- [SHORT EXERCISE]
Write the data out again, exactly as given.

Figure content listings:
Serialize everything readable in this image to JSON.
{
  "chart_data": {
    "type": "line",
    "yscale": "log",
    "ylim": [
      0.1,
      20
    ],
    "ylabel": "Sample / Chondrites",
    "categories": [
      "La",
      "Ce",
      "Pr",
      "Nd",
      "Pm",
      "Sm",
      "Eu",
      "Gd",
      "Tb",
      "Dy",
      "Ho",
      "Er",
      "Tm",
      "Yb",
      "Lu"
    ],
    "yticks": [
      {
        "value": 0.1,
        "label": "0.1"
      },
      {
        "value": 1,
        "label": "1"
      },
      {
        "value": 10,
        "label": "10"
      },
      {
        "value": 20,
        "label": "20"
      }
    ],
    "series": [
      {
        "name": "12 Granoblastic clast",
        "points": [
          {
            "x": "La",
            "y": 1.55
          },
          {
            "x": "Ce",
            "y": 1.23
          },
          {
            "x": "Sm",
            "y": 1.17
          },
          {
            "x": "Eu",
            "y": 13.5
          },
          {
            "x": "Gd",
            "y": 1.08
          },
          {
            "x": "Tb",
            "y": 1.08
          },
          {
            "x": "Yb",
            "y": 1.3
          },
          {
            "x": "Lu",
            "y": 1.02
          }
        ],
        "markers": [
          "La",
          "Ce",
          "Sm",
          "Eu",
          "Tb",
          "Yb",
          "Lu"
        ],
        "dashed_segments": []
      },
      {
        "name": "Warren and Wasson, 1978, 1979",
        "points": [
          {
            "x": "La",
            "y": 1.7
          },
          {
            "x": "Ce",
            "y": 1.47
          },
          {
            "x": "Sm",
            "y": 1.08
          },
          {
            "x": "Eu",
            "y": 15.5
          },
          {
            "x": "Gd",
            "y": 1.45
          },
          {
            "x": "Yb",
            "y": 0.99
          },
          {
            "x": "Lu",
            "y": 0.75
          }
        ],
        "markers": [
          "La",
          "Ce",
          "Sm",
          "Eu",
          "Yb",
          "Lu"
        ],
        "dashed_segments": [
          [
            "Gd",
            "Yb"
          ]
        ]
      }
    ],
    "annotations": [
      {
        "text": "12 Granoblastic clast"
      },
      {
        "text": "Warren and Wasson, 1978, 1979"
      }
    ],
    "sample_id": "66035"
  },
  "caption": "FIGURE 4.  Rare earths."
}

- [RESULT OF THE EXERCISE]
Serialize everything readable in this image to JSON.
{
  "chart_data": {
    "type": "line",
    "yscale": "log",
    "ylim": [
      0.1,
      20
    ],
    "ylabel": "Sample / Chondrites",
    "categories": [
      "La",
      "Ce",
      "Pr",
      "Nd",
      "Pm",
      "Sm",
      "Eu",
      "Gd",
      "Tb",
      "Dy",
      "Ho",
      "Er",
      "Tm",
      "Yb",
      "Lu"
    ],
    "yticks": [
      {
        "value": 0.1,
        "label": "0.1"
      },
      {
        "value": 1,
        "label": "1"
      },
      {
        "value": 10,
        "label": "10"
      },
      {
        "value": 20,
        "label": "20"
      }
    ],
    "series": [
      {
        "name": "12 Granoblastic clast",
        "points": [
          {
            "x": "La",
            "y": 1.55
          },
          {
            "x": "Ce",
            "y": 1.23
          },
          {
            "x": "Sm",
            "y": 1.17
          },
          {
            "x": "Eu",
            "y": 13.5
          },
          {
            "x": "Gd",
            "y": 1.08
          },
          {
            "x": "Tb",
            "y": 1.08
          },
          {
            "x": "Yb",
            "y": 1.3
          },
          {
            "x": "Lu",
            "y": 1.02
          }
        ],
        "markers": [
          "La",
          "Ce",
          "Sm",
          "Eu",
          "Tb",
          "Yb",
          "Lu"
        ],
        "dashed_segments": []
      },
      {
        "name": "Warren and Wasson, 1978, 1979",
        "points": [
          {
            "x": "La",
            "y": 1.7
          },
          {
            "x": "Ce",
            "y": 1.47
          },
          {
            "x": "Sm",
            "y": 1.08
          },
          {
            "x": "Eu",
            "y": 15.5
          },
          {
            "x": "Gd",
            "y": 1.45
          },
          {
            "x": "Yb",
            "y": 0.99
          },
          {
            "x": "Lu",
            "y": 0.75
          }
        ],
        "markers": [
          "La",
          "Ce",
          "Sm",
          "Eu",
          "Yb",
          "Lu"
        ],
        "dashed_segments": [
          [
            "Gd",
            "Yb"
          ]
        ]
      }
    ],
    "annotations": [
      {
        "text": "12 Granoblastic clast"
      },
      {
        "text": "Warren and Wasson, 1978, 1979"
      }
    ],
    "sample_id": "66035"
  },
  "caption": "FIGURE 4.  Rare earths."
}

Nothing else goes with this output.